Extracted records
====================

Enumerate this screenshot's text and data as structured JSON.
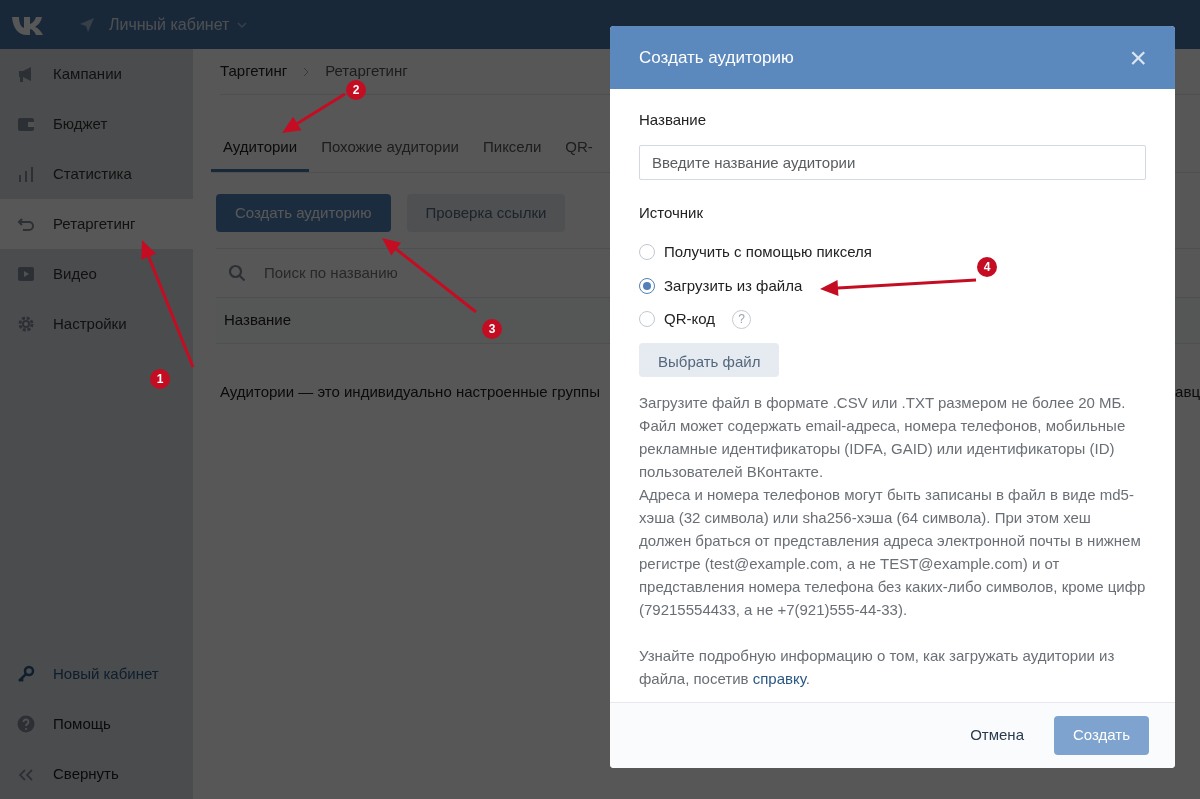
{
  "topbar": {
    "title": "Личный кабинет"
  },
  "sidebar": {
    "items": [
      {
        "label": "Кампании",
        "selected": false
      },
      {
        "label": "Бюджет",
        "selected": false
      },
      {
        "label": "Статистика",
        "selected": false
      },
      {
        "label": "Ретаргетинг",
        "selected": true
      },
      {
        "label": "Видео",
        "selected": false
      },
      {
        "label": "Настройки",
        "selected": false
      }
    ],
    "footer_items": [
      {
        "label": "Новый кабинет",
        "kind": "link"
      },
      {
        "label": "Помощь",
        "kind": "plain"
      },
      {
        "label": "Свернуть",
        "kind": "plain"
      }
    ]
  },
  "breadcrumb": [
    "Таргетинг",
    "Ретаргетинг"
  ],
  "tabs": [
    {
      "label": "Аудитории",
      "selected": true
    },
    {
      "label": "Похожие аудитории",
      "selected": false
    },
    {
      "label": "Пиксели",
      "selected": false
    },
    {
      "label": "QR-",
      "selected": false
    }
  ],
  "buttons": [
    {
      "label": "Создать аудиторию",
      "kind": "primary"
    },
    {
      "label": "Проверка ссылки",
      "kind": "secondary"
    }
  ],
  "search": {
    "placeholder": "Поиск по названию"
  },
  "table": {
    "columns": [
      "Название"
    ]
  },
  "description": [
    "Аудитории — это индивидуально настроенные группы",
    "авц"
  ],
  "modal": {
    "title": "Создать аудиторию",
    "name_label": "Название",
    "name_placeholder": "Введите название аудитории",
    "source_label": "Источник",
    "options": [
      {
        "label": "Получить с помощью пикселя",
        "selected": false,
        "help": false
      },
      {
        "label": "Загрузить из файла",
        "selected": true,
        "help": false
      },
      {
        "label": "QR-код",
        "selected": false,
        "help": true
      }
    ],
    "help_mark": "?",
    "file_button": "Выбрать файл",
    "info": [
      "Загрузите файл в формате .CSV или .TXT размером не более 20 МБ.",
      "Файл может содержать email-адреса, номера телефонов, мобильные рекламные идентификаторы (IDFA, GAID) или идентификаторы (ID) пользователей ВКонтакте.",
      "Адреса и номера телефонов могут быть записаны в файл в виде md5-хэша (32 символа) или sha256-хэша (64 символа). При этом хеш должен браться от представления адреса электронной почты в нижнем регистре (test@example.com, а не TEST@example.com) и от представления номера телефона без каких-либо символов, кроме цифр (79215554433, а не +7(921)555-44-33)."
    ],
    "help_text": "Узнайте подробную информацию о том, как загружать аудитории из файла, посетив",
    "help_link": "справку",
    "help_end": ".",
    "cancel": "Отмена",
    "submit": {
      "label": "Создать",
      "disabled": true
    },
    "close": "×"
  },
  "annotations": [
    {
      "number": "1"
    },
    {
      "number": "2"
    },
    {
      "number": "3"
    },
    {
      "number": "4"
    }
  ]
}
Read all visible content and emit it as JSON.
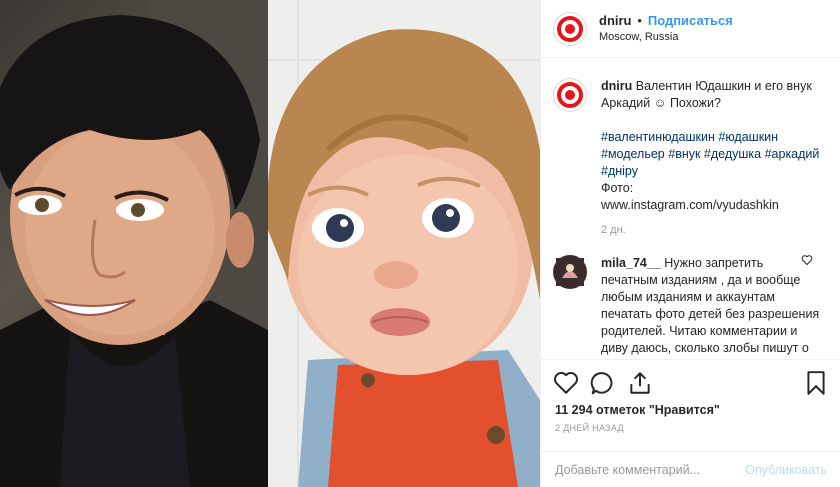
{
  "post": {
    "username": "dniru",
    "follow_label": "Подписаться",
    "dot": "•",
    "location": "Moscow, Russia"
  },
  "caption": {
    "username": "dniru",
    "text": "Валентин Юдашкин и его внук Аркадий ☺ Похожи?",
    "hashtags": "#валентинюдашкин #юдашкин #модельер #внук #дедушка #аркадий #днiру",
    "photo_credit_label": "Фото:",
    "photo_credit_url": "www.instagram.com/vyudashkin",
    "time": "2 дн."
  },
  "comment": {
    "username": "mila_74__",
    "text": "Нужно запретить печатным изданиям , да и вообще любым изданиям и аккаунтам печатать фото детей без разрешения родителей. Читаю комментарии и диву даюсь, сколько злобы пишут о"
  },
  "actions": {
    "likes": "11 294 отметок \"Нравится\"",
    "posted": "2 ДНЕЙ НАЗАД"
  },
  "add_comment": {
    "placeholder": "Добавьте комментарий...",
    "publish_label": "Опубликовать"
  },
  "colors": {
    "accent": "#3897f0",
    "brand_red": "#e4161b",
    "muted": "#999999",
    "publish_disabled": "#b2dffc"
  }
}
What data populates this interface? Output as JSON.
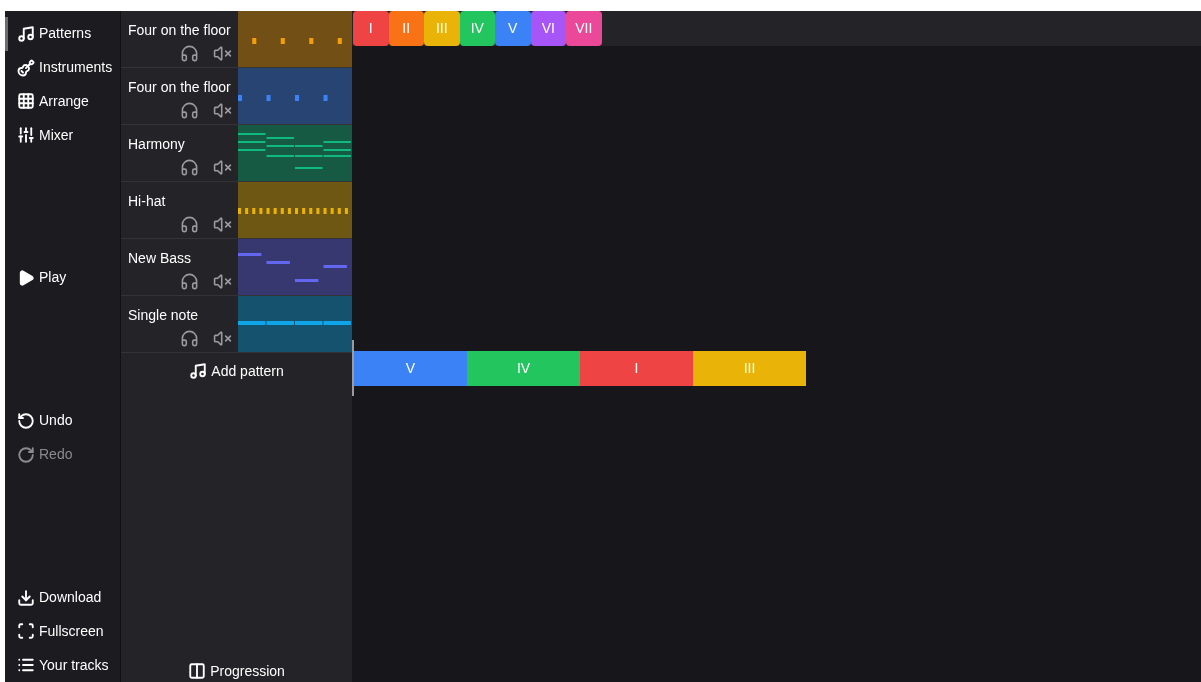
{
  "sidebar": {
    "items": [
      {
        "kind": "patterns",
        "label": "Patterns",
        "selected": true,
        "disabled": false
      },
      {
        "kind": "instruments",
        "label": "Instruments",
        "selected": false,
        "disabled": false
      },
      {
        "kind": "arrange",
        "label": "Arrange",
        "selected": false,
        "disabled": false
      },
      {
        "kind": "mixer",
        "label": "Mixer",
        "selected": false,
        "disabled": false
      },
      {
        "kind": "play",
        "label": "Play",
        "selected": false,
        "disabled": false
      },
      {
        "kind": "undo",
        "label": "Undo",
        "selected": false,
        "disabled": false
      },
      {
        "kind": "redo",
        "label": "Redo",
        "selected": false,
        "disabled": true
      },
      {
        "kind": "download",
        "label": "Download",
        "selected": false,
        "disabled": false
      },
      {
        "kind": "fullscreen",
        "label": "Fullscreen",
        "selected": false,
        "disabled": false
      },
      {
        "kind": "tracks",
        "label": "Your tracks",
        "selected": false,
        "disabled": false
      }
    ]
  },
  "patterns": [
    {
      "name": "Four on the floor",
      "kind": "beat",
      "color": "#f59e0b"
    },
    {
      "name": "Four on the floor",
      "kind": "beat",
      "color": "#3b82f6"
    },
    {
      "name": "Harmony",
      "kind": "chords",
      "color": "#10b981"
    },
    {
      "name": "Hi-hat",
      "kind": "hihat",
      "color": "#eab308"
    },
    {
      "name": "New Bass",
      "kind": "bass",
      "color": "#6366f1"
    },
    {
      "name": "Single note",
      "kind": "single",
      "color": "#0ea5e9"
    }
  ],
  "add_pattern": "Add pattern",
  "progression_button": "Progression",
  "chords": [
    {
      "label": "I",
      "color": "#ef4444"
    },
    {
      "label": "II",
      "color": "#f97316"
    },
    {
      "label": "III",
      "color": "#eab308"
    },
    {
      "label": "IV",
      "color": "#22c55e"
    },
    {
      "label": "V",
      "color": "#3b82f6"
    },
    {
      "label": "VI",
      "color": "#a855f7"
    },
    {
      "label": "VII",
      "color": "#ec4899"
    }
  ],
  "progression": [
    {
      "label": "V",
      "color": "#3b82f6"
    },
    {
      "label": "IV",
      "color": "#22c55e"
    },
    {
      "label": "I",
      "color": "#ef4444"
    },
    {
      "label": "III",
      "color": "#eab308"
    }
  ]
}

====================

Aim:
Leave the pictures out and reproduce all of the records exactly.

Finished exercise:
Enumerate this screenshot's text and data as structured JSON.
{
  "topbar": {
    "title": "Личный кабинет"
  },
  "sidebar": {
    "items": [
      {
        "label": "Кампании",
        "selected": false
      },
      {
        "label": "Бюджет",
        "selected": false
      },
      {
        "label": "Статистика",
        "selected": false
      },
      {
        "label": "Ретаргетинг",
        "selected": true
      },
      {
        "label": "Видео",
        "selected": false
      },
      {
        "label": "Настройки",
        "selected": false
      }
    ],
    "footer_items": [
      {
        "label": "Новый кабинет",
        "kind": "link"
      },
      {
        "label": "Помощь",
        "kind": "plain"
      },
      {
        "label": "Свернуть",
        "kind": "plain"
      }
    ]
  },
  "breadcrumb": [
    "Таргетинг",
    "Ретаргетинг"
  ],
  "tabs": [
    {
      "label": "Аудитории",
      "selected": true
    },
    {
      "label": "Похожие аудитории",
      "selected": false
    },
    {
      "label": "Пиксели",
      "selected": false
    },
    {
      "label": "QR-",
      "selected": false
    }
  ],
  "buttons": [
    {
      "label": "Создать аудиторию",
      "kind": "primary"
    },
    {
      "label": "Проверка ссылки",
      "kind": "secondary"
    }
  ],
  "search": {
    "placeholder": "Поиск по названию"
  },
  "table": {
    "columns": [
      "Название"
    ]
  },
  "description": [
    "Аудитории — это индивидуально настроенные группы",
    "авц"
  ],
  "modal": {
    "title": "Создать аудиторию",
    "name_label": "Название",
    "name_placeholder": "Введите название аудитории",
    "source_label": "Источник",
    "options": [
      {
        "label": "Получить с помощью пикселя",
        "selected": false,
        "help": false
      },
      {
        "label": "Загрузить из файла",
        "selected": true,
        "help": false
      },
      {
        "label": "QR-код",
        "selected": false,
        "help": true
      }
    ],
    "help_mark": "?",
    "file_button": "Выбрать файл",
    "info": [
      "Загрузите файл в формате .CSV или .TXT размером не более 20 МБ.",
      "Файл может содержать email-адреса, номера телефонов, мобильные рекламные идентификаторы (IDFA, GAID) или идентификаторы (ID) пользователей ВКонтакте.",
      "Адреса и номера телефонов могут быть записаны в файл в виде md5-хэша (32 символа) или sha256-хэша (64 символа). При этом хеш должен браться от представления адреса электронной почты в нижнем регистре (test@example.com, а не TEST@example.com) и от представления номера телефона без каких-либо символов, кроме цифр (79215554433, а не +7(921)555-44-33)."
    ],
    "help_text": "Узнайте подробную информацию о том, как загружать аудитории из файла, посетив",
    "help_link": "справку",
    "help_end": ".",
    "cancel": "Отмена",
    "submit": {
      "label": "Создать",
      "disabled": true
    },
    "close": "×"
  },
  "annotations": [
    {
      "number": "1"
    },
    {
      "number": "2"
    },
    {
      "number": "3"
    },
    {
      "number": "4"
    }
  ]
}
Read all visible content and emit it as JSON.
{
  "post": {
    "username": "dniru",
    "follow_label": "Подписаться",
    "dot": "•",
    "location": "Moscow, Russia"
  },
  "caption": {
    "username": "dniru",
    "text": "Валентин Юдашкин и его внук Аркадий ☺ Похожи?",
    "hashtags": "#валентинюдашкин #юдашкин #модельер #внук #дедушка #аркадий #днiру",
    "photo_credit_label": "Фото:",
    "photo_credit_url": "www.instagram.com/vyudashkin",
    "time": "2 дн."
  },
  "comment": {
    "username": "mila_74__",
    "text": "Нужно запретить печатным изданиям , да и вообще любым изданиям и аккаунтам печатать фото детей без разрешения родителей. Читаю комментарии и диву даюсь, сколько злобы пишут о"
  },
  "actions": {
    "likes": "11 294 отметок \"Нравится\"",
    "posted": "2 ДНЕЙ НАЗАД"
  },
  "add_comment": {
    "placeholder": "Добавьте комментарий...",
    "publish_label": "Опубликовать"
  },
  "colors": {
    "accent": "#3897f0",
    "brand_red": "#e4161b",
    "muted": "#999999",
    "publish_disabled": "#b2dffc"
  }
}
What data populates this interface? Output as JSON.
{
  "sidebar": {
    "items": [
      {
        "kind": "patterns",
        "label": "Patterns",
        "selected": true,
        "disabled": false
      },
      {
        "kind": "instruments",
        "label": "Instruments",
        "selected": false,
        "disabled": false
      },
      {
        "kind": "arrange",
        "label": "Arrange",
        "selected": false,
        "disabled": false
      },
      {
        "kind": "mixer",
        "label": "Mixer",
        "selected": false,
        "disabled": false
      },
      {
        "kind": "play",
        "label": "Play",
        "selected": false,
        "disabled": false
      },
      {
        "kind": "undo",
        "label": "Undo",
        "selected": false,
        "disabled": false
      },
      {
        "kind": "redo",
        "label": "Redo",
        "selected": false,
        "disabled": true
      },
      {
        "kind": "download",
        "label": "Download",
        "selected": false,
        "disabled": false
      },
      {
        "kind": "fullscreen",
        "label": "Fullscreen",
        "selected": false,
        "disabled": false
      },
      {
        "kind": "tracks",
        "label": "Your tracks",
        "selected": false,
        "disabled": false
      }
    ]
  },
  "patterns": [
    {
      "name": "Four on the floor",
      "kind": "beat",
      "color": "#f59e0b"
    },
    {
      "name": "Four on the floor",
      "kind": "beat",
      "color": "#3b82f6"
    },
    {
      "name": "Harmony",
      "kind": "chords",
      "color": "#10b981"
    },
    {
      "name": "Hi-hat",
      "kind": "hihat",
      "color": "#eab308"
    },
    {
      "name": "New Bass",
      "kind": "bass",
      "color": "#6366f1"
    },
    {
      "name": "Single note",
      "kind": "single",
      "color": "#0ea5e9"
    }
  ],
  "add_pattern": "Add pattern",
  "progression_button": "Progression",
  "chords": [
    {
      "label": "I",
      "color": "#ef4444"
    },
    {
      "label": "II",
      "color": "#f97316"
    },
    {
      "label": "III",
      "color": "#eab308"
    },
    {
      "label": "IV",
      "color": "#22c55e"
    },
    {
      "label": "V",
      "color": "#3b82f6"
    },
    {
      "label": "VI",
      "color": "#a855f7"
    },
    {
      "label": "VII",
      "color": "#ec4899"
    }
  ],
  "progression": [
    {
      "label": "V",
      "color": "#3b82f6"
    },
    {
      "label": "IV",
      "color": "#22c55e"
    },
    {
      "label": "I",
      "color": "#ef4444"
    },
    {
      "label": "III",
      "color": "#eab308"
    }
  ]
}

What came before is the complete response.